### RECORDS PROVIDED
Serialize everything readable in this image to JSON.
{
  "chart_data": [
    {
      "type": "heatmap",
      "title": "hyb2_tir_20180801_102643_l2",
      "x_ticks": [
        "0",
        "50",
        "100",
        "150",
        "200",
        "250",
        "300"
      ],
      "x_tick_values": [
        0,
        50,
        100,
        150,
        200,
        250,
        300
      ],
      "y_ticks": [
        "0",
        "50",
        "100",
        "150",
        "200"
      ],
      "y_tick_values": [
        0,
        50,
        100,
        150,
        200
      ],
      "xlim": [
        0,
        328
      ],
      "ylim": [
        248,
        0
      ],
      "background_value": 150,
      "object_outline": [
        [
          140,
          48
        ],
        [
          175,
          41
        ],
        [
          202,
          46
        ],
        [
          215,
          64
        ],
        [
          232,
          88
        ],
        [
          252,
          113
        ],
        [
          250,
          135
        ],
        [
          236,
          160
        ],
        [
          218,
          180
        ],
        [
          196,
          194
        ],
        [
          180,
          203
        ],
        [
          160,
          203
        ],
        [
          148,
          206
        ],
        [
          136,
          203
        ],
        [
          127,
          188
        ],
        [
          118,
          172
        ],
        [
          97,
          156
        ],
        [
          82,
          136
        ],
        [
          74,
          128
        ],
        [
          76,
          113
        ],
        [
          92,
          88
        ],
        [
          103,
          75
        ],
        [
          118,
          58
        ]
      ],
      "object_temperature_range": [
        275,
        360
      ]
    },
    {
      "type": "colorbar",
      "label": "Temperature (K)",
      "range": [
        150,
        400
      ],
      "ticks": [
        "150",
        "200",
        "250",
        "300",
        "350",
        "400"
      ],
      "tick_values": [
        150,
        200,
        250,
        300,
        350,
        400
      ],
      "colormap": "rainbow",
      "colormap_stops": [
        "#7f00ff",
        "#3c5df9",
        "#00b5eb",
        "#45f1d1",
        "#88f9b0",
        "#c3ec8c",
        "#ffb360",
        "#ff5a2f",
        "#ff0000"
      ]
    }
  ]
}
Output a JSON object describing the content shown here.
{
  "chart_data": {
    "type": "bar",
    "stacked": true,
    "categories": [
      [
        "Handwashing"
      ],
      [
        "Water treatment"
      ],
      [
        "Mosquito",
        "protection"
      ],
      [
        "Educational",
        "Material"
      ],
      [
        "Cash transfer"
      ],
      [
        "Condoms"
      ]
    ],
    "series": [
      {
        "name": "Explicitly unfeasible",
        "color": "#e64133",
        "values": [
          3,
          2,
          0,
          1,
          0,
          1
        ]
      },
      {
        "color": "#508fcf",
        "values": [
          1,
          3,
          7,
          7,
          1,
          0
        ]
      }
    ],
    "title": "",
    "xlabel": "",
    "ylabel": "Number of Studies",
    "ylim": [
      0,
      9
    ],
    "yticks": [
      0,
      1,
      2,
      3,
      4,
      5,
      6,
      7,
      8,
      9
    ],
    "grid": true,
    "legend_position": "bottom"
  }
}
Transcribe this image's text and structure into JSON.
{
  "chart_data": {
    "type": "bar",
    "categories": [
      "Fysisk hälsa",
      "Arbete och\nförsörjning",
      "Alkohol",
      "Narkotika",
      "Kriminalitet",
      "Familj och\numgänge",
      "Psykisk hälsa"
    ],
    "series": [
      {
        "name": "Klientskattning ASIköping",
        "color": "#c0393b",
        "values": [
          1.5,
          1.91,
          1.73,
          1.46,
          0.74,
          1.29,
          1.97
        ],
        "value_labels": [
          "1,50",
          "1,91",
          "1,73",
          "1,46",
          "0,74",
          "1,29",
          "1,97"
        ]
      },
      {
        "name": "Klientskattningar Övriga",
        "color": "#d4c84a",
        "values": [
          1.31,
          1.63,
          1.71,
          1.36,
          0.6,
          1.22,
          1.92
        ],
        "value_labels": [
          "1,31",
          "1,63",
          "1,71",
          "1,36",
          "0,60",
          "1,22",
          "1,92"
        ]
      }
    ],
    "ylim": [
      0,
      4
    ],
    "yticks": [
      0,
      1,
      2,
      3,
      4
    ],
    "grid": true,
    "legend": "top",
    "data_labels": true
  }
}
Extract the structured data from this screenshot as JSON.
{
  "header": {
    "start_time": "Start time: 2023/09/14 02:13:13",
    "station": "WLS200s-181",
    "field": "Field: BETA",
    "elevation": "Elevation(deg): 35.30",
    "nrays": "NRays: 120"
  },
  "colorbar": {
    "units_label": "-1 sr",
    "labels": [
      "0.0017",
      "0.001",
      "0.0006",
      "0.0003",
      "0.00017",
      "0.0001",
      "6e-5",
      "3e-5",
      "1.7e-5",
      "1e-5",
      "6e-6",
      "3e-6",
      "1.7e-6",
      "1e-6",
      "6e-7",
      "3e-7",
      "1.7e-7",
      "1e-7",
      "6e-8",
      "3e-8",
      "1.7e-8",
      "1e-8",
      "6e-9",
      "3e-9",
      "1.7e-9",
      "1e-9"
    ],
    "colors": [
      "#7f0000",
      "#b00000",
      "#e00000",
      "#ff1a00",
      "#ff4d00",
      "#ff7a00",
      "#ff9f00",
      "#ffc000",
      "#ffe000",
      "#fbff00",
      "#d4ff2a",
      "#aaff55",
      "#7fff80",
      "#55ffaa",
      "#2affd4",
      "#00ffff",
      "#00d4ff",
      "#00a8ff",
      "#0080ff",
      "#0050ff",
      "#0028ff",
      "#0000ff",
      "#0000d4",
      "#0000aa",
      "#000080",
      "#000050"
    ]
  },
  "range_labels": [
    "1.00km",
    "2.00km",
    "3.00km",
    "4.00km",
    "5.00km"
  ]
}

### TASK STATEMENT
Which lines of the material contain the string "JSON"? List each of them.

### CORRECT OUTPUT
Serialize everything readable in this image to JSON.
Output a JSON object describing the content shown here.
Transcribe this image's text and structure into JSON.
Extract the structured data from this screenshot as JSON.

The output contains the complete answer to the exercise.